# PROBLEM STATEMENT
Output the entries verbatim, including every line.
►
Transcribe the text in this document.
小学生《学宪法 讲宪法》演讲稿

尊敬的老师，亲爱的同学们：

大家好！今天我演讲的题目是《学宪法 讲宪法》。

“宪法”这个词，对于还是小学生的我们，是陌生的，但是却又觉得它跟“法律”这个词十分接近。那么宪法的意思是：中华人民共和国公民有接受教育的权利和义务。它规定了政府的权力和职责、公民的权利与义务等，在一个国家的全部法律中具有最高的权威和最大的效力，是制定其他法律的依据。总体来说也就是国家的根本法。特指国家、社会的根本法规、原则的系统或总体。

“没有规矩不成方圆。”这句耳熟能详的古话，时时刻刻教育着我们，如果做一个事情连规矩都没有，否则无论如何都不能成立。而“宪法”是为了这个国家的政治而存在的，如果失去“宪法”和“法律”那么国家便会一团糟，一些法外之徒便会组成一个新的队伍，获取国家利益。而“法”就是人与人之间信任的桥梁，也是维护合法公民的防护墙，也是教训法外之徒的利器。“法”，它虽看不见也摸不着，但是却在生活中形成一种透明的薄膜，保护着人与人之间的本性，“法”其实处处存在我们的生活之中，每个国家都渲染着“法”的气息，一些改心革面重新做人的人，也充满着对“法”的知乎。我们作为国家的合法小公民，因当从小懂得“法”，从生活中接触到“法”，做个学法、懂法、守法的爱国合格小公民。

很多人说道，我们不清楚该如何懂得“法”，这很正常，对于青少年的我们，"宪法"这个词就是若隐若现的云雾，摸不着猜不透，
◄
# SOLUTION FOR THIS PROBLEM
Transcribe the text in this document.
小学生《学宪法 讲宪法》演讲稿

尊敬的老师，亲爱的同学们：

大家好！今天我演讲的题目是《学宪法 讲宪法》。

“宪法”这个词，对于还是小学生的我们，是陌生的，但是却又觉得它跟“法律”这个词十分接近。那么宪法的意思是：中华人民共和国公民有接受教育的权利和义务。它规定了政府的权力和职责、公民的权利与义务等，在一个国家的全部法律中具有最高的权威和最大的效力，是制定其他法律的依据。总体来说也就是国家的根本法。特指国家、社会的根本法规、原则的系统或总体。

“没有规矩不成方圆。”这句耳熟能详的古话，时时刻刻教育着我们，如果做一个事情连规矩都没有，否则无论如何都不能成立。而“宪法”是为了这个国家的政治而存在的，如果失去“宪法”和“法律”那么国家便会一团糟，一些法外之徒便会组成一个新的队伍，获取国家利益。而“法”就是人与人之间信任的桥梁，也是维护合法公民的防护墙，也是教训法外之徒的利器。“法”，它虽看不见也摸不着，但是却在生活中形成一种透明的薄膜，保护着人与人之间的本性，“法”其实处处存在我们的生活之中，每个国家都渲染着“法”的气息，一些改心革面重新做人的人，也充满着对“法”的知乎。我们作为国家的合法小公民，因当从小懂得“法”，从生活中接触到“法”，做个学法、懂法、守法的爱国合格小公民。

很多人说道，我们不清楚该如何懂得“法”，这很正常，对于青少年的我们，"宪法"这个词就是若隐若现的云雾，摸不着猜不透，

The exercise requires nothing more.